■ **Problem details**
Continue the post below on moving Clojure development between Windows and Ubuntu drives, starting after its final sentence.

I work with an extremely talented stable of engineers who have pushed my boundaries outward for months now. The work I am doing has been accelerated greatly by working so closely with them on developing new high-performance data applications. One of those boundaries pushed was the choice of language to do the work in. We chose Clojure as our language of choice. It is fantastic at what we are doing and has been a really incredible new skill to pickup. That said it isn’t without some drawbacks. I love Windows. Especially Windows 8 now. My work laptop is Windows 7 which isn’t bad at all. The problem is I am constantly running into low walls, easily circumvented usually, between me and getting momentum on full productivity. You see, the Clojure World is still dominated by people with Macs and Linux boxes. The problem is that a lot of the Window’s ports have several issues. They work, but not like they do on the other platforms and this leads to daily stumbles as I press forward trying to get things done. You can’t get much forward momentum if you are constantly getting your foot caught in tangled roots.
So after considering setting up virtual machines (I used Oracle’s VirtualBox) and dual boot on the same drive I finally concluded that both of those solutions had issues. With VirtualBox the issue was clear – I need all of the RAM and CPU I can get. Very few applications in the world need 4+ GB of RAM and will pin your CPU at 99% for extended periods. Analytics will do that, though. So, VM was a nice idea but it simply lacked the performance I really needed. Second, the whole idea of dual boot is excellent but I wanted to be able to move from various environments with ease. Mainly I need to be able to do research on STORMTROOPER, the machine I built at the end of 2011 but then bring the results to the office. I ended up concluding that the best way to do that was go to the nuclear option. STORMTROOPER has hot-swap drive bays. I also own a very nice Thermalstake BlackWidow eSATA/USB 2.0 docking station (see photo). With a tiny screwdriver or multi-tool I can move the drive with ease. On STORMTROOPER I can convert the machine from Windows 8 box to Ubuntu Server just by grabbing the drive modules and swapping them. It’s a great solution for what I want to do and for giving me the best ability to make it portable.

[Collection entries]
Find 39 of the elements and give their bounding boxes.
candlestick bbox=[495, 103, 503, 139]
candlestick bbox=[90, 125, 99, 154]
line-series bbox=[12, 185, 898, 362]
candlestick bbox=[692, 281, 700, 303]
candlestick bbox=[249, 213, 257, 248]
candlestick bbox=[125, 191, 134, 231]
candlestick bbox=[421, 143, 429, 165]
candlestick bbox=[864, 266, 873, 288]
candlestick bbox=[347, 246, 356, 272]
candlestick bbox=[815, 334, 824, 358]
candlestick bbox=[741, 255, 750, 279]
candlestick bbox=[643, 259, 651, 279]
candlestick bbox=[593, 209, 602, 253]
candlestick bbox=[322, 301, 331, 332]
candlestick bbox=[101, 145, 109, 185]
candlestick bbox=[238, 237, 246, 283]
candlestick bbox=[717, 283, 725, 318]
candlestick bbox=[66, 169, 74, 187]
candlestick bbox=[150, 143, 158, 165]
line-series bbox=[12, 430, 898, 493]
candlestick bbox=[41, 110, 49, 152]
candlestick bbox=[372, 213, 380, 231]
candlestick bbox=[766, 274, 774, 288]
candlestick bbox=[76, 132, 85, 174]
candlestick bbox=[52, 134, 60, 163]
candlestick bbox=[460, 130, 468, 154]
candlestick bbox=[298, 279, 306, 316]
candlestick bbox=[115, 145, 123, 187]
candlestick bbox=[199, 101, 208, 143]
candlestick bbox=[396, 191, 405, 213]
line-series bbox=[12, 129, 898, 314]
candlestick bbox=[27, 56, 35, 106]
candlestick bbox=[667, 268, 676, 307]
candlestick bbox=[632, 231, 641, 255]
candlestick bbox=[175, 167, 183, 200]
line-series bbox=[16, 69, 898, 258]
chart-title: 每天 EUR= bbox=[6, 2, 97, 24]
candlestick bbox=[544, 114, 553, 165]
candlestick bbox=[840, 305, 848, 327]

■ **Result of this task**
Other features of this system are Storm which we use to manage continuous computation. It makes running on multiple cores and on multiple machines easier to manage. We also use Datomic, which is in addition to our RDBMS for data storage. Datomic offers some interesting features. Time-based facts, fewer trade offs as seen with NoSQL and highly scalable So far we have really been impressed with it. I would say this combination so far has beaten Hadoop and Percolator for our purposes and I hope we can realize fully more benefits from it. The fact that it even gives benefits running all on a laptop, has lightweight configuration management requirements and does the job the way we need it to means it beats pretty much any other combination of technologies to do the same things for us. Datomic and Storm are also Clojure projects so there is also that major bias.
This is not the Perfect Programming Environment. It is perfect for what we need though. I am really pleased with this setup and now that I have further portability with the capability of going from my ultrabook to my high end system means a lot for my ability to get stuff done. Best yet is that STORMTROOPER was designed to work for days at a time on hard computations. It’s heat management and durable components mean it can do the heavy lifting for a few days while my ultrabook is saved the misery and reverts back to being a Windows platform. YOur mileage may vary. Some settling may have occurred in shipping and handling. etc!
And before I get comments from Mac bigots – yes, I in fact do own a Mac and have for a couple of years. I even had an iPhone for the same length of time. I replaced the 3GS with a Windows 8 phone (Lumia 920) and besides the Linux and Windows 8 machine I have Windows 7 and I think a Vista laptop somewhere. So, I’m open minded. I just know what I prefer.